**Dataset extract:**
-- BEGIN --

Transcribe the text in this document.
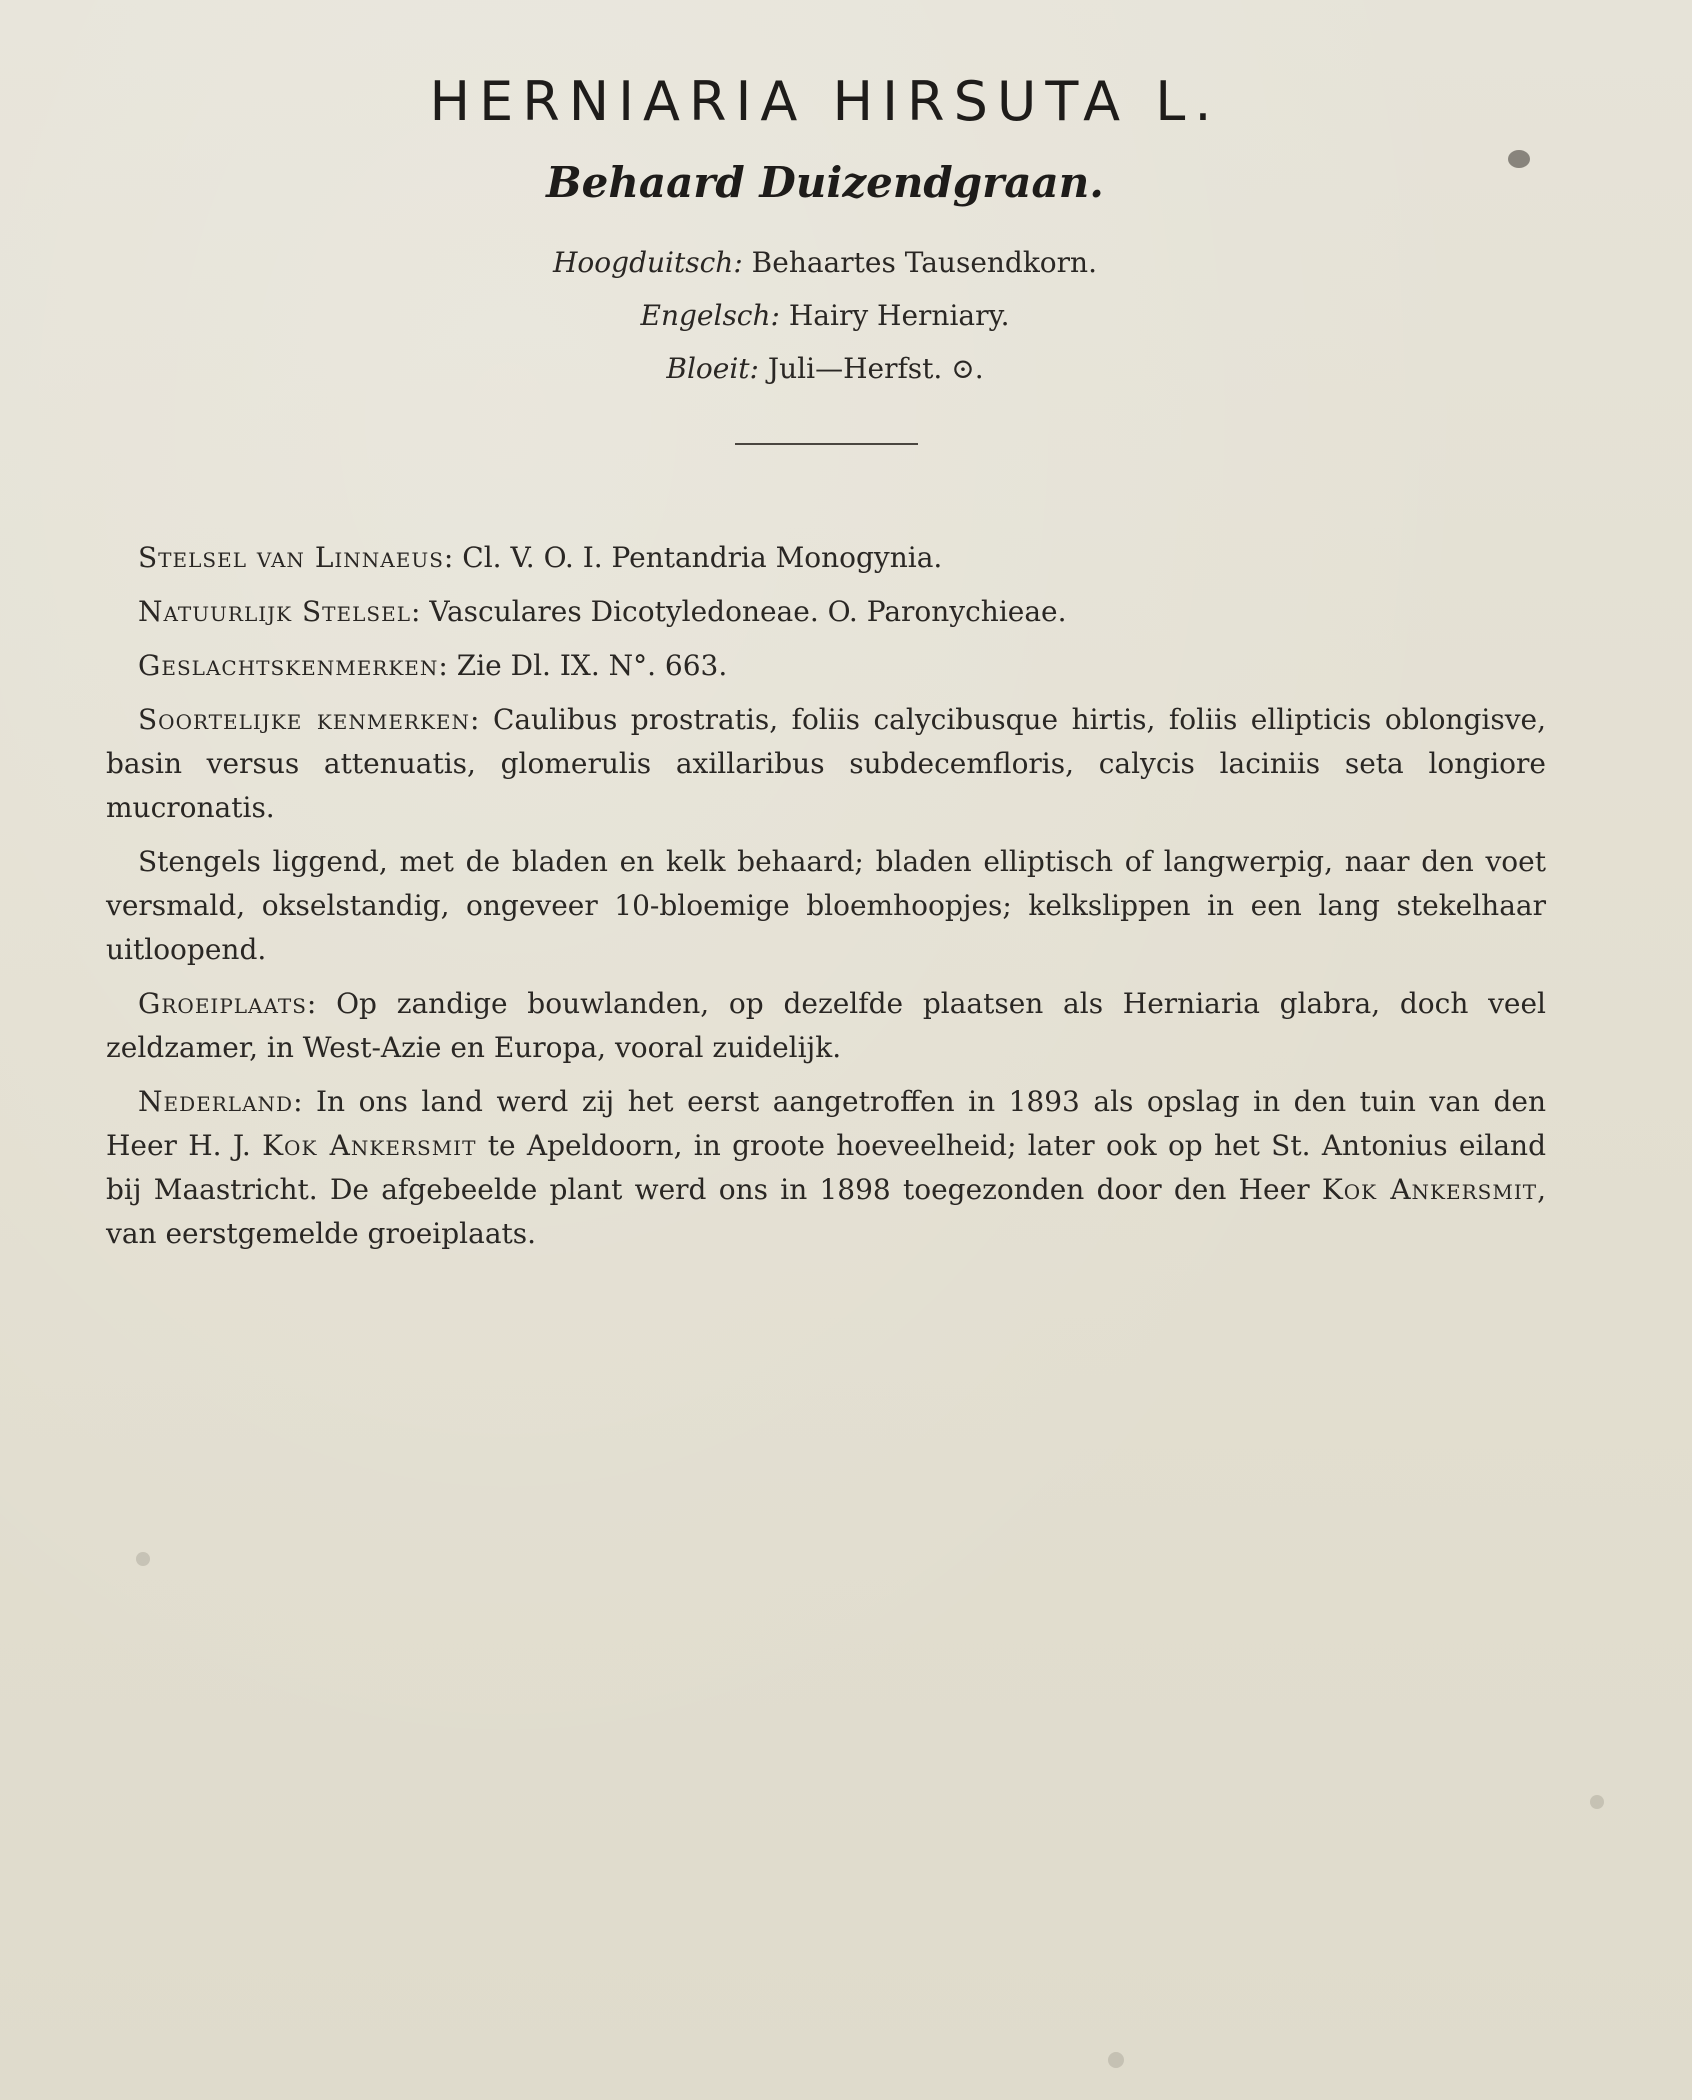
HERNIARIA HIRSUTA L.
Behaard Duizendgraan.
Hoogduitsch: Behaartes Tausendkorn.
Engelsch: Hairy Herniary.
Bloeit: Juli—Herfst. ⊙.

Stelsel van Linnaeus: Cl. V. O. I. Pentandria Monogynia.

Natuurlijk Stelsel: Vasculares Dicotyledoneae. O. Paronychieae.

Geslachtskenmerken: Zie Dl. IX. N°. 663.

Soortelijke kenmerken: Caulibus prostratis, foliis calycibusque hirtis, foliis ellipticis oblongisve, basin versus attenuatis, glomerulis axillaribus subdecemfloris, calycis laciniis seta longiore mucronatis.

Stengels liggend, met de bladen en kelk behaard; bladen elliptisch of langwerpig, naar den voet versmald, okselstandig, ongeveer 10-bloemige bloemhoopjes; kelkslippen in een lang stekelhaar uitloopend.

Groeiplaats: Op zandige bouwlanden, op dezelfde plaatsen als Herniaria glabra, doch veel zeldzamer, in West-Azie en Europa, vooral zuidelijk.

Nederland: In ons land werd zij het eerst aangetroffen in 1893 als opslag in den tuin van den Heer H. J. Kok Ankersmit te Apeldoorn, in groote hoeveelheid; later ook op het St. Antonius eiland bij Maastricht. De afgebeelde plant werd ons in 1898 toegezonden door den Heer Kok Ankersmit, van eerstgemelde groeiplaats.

-- END --
-- BEGIN --

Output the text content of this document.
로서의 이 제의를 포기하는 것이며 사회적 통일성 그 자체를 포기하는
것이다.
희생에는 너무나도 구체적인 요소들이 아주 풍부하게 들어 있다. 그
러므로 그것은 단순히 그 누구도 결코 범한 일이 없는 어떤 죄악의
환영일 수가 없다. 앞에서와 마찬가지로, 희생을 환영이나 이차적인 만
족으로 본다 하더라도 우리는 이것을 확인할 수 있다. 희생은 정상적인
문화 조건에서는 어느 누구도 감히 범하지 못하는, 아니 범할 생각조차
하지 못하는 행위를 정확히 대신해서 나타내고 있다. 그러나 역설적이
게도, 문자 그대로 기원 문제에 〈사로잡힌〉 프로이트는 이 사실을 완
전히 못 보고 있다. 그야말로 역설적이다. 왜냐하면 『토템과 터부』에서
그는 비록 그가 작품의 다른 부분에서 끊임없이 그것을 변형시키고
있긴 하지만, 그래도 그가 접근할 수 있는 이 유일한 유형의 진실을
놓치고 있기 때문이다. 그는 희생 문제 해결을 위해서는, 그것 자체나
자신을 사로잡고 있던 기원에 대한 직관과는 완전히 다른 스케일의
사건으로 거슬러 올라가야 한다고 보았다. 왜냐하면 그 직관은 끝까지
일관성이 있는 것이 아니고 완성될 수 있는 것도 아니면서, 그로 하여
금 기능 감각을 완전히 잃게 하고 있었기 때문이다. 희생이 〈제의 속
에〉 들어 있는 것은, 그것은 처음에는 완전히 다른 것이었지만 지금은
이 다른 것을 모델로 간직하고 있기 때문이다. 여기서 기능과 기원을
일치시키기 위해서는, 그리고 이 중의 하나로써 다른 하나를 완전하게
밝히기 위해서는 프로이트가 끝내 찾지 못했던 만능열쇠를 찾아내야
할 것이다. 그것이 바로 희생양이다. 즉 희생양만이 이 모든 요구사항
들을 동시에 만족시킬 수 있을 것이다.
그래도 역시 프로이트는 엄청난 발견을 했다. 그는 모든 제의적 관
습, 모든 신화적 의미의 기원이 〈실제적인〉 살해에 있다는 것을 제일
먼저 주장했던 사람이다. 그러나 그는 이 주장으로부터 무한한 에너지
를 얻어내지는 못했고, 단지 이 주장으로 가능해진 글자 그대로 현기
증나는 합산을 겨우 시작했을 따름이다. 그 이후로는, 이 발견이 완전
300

-- END --

**Exercise requirements:**
Copy each line above that contains the string "Stelsel".

**Task response:**
Stelsel van Linnaeus: Cl. V. O. I. Pentandria Monogynia.
Natuurlijk Stelsel: Vasculares Dicotyledoneae. O. Paronychieae.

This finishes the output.